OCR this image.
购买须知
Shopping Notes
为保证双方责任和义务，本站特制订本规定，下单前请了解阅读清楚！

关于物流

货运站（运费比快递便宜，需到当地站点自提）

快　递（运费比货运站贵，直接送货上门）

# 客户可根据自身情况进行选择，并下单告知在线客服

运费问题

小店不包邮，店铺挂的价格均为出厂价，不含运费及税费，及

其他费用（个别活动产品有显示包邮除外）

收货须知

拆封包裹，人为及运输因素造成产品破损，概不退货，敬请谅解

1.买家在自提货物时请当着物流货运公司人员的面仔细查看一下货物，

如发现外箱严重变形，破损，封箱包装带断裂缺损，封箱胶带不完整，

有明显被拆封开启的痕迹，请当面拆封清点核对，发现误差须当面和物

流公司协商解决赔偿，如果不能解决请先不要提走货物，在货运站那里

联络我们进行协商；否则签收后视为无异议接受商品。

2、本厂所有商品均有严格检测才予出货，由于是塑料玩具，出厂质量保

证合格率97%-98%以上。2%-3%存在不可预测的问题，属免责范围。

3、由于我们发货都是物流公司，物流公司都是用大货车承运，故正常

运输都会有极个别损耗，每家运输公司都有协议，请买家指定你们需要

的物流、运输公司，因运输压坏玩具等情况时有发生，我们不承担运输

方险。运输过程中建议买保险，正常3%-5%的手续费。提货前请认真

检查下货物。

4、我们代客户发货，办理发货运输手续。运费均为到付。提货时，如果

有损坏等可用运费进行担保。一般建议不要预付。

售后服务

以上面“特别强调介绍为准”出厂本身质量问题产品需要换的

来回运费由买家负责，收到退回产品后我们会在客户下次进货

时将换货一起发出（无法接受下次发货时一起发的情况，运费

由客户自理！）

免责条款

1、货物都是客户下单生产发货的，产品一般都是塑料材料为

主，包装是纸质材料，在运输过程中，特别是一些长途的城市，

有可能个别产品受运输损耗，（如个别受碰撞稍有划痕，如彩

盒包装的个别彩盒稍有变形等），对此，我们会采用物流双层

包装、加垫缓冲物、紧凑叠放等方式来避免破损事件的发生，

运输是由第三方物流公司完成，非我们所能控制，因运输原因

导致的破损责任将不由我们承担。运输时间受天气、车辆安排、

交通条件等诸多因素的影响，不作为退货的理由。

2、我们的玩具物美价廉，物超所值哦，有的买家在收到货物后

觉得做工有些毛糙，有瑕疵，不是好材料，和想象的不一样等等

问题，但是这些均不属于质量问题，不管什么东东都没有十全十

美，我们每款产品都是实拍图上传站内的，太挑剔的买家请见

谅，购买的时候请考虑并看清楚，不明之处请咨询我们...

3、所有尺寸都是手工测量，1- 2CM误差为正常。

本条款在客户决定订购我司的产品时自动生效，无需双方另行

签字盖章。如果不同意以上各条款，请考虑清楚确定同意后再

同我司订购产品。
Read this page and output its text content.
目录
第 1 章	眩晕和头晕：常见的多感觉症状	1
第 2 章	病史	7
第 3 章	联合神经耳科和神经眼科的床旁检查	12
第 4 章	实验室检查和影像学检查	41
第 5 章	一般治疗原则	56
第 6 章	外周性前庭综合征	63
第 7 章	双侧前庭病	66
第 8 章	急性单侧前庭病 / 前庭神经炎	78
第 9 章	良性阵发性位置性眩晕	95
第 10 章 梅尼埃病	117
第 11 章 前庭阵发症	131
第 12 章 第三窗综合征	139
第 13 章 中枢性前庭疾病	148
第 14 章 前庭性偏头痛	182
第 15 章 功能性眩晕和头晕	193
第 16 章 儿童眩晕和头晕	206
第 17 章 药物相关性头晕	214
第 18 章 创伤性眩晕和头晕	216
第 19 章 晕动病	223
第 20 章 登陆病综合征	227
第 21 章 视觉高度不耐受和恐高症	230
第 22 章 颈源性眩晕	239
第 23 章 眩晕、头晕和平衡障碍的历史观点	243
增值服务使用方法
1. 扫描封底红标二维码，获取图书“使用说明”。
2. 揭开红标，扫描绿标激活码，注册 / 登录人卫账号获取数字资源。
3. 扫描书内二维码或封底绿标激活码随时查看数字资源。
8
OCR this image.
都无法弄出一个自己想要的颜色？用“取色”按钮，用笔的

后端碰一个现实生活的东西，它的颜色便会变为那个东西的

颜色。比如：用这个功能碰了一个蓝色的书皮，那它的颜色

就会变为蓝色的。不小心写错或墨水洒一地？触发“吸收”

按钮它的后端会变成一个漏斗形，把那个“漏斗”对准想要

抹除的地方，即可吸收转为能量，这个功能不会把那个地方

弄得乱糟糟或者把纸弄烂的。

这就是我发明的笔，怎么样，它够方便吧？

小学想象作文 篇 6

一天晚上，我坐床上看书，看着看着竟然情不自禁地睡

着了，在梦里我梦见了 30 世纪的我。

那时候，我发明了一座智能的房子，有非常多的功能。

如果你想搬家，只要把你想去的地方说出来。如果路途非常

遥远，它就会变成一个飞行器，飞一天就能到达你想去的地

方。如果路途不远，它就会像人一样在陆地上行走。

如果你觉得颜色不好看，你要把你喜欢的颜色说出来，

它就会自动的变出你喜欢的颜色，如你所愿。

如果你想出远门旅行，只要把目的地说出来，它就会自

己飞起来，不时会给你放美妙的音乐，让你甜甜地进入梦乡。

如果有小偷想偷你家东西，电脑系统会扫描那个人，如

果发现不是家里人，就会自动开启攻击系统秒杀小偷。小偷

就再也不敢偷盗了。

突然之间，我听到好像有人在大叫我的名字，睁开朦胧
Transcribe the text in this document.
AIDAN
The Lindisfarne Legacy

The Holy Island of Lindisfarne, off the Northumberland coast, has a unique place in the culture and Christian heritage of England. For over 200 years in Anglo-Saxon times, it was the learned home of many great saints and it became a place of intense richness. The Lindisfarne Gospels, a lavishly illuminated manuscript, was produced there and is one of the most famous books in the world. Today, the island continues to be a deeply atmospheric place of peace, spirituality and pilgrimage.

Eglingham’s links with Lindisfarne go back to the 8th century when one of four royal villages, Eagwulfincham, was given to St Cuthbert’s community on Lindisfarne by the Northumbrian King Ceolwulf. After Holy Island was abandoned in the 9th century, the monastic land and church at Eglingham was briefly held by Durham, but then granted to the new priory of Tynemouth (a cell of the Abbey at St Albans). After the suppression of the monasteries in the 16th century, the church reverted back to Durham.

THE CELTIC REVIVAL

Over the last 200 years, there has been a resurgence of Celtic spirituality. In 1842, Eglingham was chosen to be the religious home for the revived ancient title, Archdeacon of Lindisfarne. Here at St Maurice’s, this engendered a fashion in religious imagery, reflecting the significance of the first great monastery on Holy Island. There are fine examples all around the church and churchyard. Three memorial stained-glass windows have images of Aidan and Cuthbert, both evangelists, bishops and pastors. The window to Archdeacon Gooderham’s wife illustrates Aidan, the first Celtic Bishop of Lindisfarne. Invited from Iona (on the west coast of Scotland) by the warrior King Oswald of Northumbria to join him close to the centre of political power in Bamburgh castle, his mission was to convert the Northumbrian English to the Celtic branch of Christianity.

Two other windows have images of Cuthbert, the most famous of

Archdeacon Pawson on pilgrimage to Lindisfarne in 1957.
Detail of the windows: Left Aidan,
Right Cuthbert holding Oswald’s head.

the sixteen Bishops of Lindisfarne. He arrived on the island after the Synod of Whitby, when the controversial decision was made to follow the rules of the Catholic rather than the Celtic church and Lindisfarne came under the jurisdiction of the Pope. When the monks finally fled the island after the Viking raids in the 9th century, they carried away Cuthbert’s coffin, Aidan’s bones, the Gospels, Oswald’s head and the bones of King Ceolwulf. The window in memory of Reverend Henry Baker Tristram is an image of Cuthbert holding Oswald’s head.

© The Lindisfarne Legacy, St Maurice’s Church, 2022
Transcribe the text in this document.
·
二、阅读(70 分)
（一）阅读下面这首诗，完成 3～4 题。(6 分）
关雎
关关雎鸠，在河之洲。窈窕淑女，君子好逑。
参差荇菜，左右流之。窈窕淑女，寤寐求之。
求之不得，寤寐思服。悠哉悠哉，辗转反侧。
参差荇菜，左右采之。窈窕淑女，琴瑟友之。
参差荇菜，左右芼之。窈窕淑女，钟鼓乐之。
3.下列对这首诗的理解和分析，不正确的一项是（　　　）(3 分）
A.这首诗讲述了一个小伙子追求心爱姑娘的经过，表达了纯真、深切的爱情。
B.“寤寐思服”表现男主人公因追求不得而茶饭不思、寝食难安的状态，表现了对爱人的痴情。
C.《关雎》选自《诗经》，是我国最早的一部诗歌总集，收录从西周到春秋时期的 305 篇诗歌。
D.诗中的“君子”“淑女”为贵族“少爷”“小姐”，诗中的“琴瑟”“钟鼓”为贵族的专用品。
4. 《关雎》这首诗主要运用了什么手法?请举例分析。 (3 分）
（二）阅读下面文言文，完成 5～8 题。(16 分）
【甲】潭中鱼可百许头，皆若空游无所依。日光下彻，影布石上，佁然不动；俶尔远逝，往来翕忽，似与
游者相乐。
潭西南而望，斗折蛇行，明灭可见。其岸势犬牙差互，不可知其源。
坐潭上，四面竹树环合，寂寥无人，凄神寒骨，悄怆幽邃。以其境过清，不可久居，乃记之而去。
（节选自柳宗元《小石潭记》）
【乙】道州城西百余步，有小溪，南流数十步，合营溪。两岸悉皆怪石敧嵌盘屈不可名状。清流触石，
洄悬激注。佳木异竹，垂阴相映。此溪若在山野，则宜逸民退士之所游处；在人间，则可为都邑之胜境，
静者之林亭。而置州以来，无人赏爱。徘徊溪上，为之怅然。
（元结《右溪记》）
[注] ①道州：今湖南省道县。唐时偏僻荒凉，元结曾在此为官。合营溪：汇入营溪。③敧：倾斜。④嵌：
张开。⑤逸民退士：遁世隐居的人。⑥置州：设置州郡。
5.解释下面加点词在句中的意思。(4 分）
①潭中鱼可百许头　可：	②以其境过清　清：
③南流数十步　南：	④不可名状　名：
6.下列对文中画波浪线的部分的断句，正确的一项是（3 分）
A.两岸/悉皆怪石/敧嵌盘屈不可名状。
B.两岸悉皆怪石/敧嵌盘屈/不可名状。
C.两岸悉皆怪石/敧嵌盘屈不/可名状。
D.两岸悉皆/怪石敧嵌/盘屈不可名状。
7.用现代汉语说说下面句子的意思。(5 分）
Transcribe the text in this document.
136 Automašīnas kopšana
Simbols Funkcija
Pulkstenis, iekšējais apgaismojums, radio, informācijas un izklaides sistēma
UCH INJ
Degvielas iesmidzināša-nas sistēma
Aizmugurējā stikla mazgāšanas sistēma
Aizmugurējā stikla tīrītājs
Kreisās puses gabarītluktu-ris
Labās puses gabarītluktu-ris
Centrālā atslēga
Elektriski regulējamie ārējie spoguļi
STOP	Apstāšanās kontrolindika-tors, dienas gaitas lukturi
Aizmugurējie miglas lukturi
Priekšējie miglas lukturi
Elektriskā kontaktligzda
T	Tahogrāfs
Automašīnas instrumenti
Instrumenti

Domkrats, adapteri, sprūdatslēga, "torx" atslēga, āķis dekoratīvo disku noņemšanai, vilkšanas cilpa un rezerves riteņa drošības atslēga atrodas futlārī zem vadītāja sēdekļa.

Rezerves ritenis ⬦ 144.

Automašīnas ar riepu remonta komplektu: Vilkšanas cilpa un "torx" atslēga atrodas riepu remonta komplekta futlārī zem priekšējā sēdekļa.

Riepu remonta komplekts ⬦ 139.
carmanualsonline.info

# WHAT TO WORK ON
Pick out the lines containing the string "famous" and show them.

# WORKED ANSWER
The Holy Island of Lindisfarne, off the Northumberland coast, has a unique place in the culture and Christian heritage of England. For over 200 years in Anglo-Saxon times, it was the learned home of many great saints and it became a place of intense richness. The Lindisfarne Gospels, a lavishly illuminated manuscript, was produced there and is one of the most famous books in the world. Today, the island continues to be a deeply atmospheric place of peace, spirituality and pilgrimage.
Two other windows have images of Cuthbert, the most famous of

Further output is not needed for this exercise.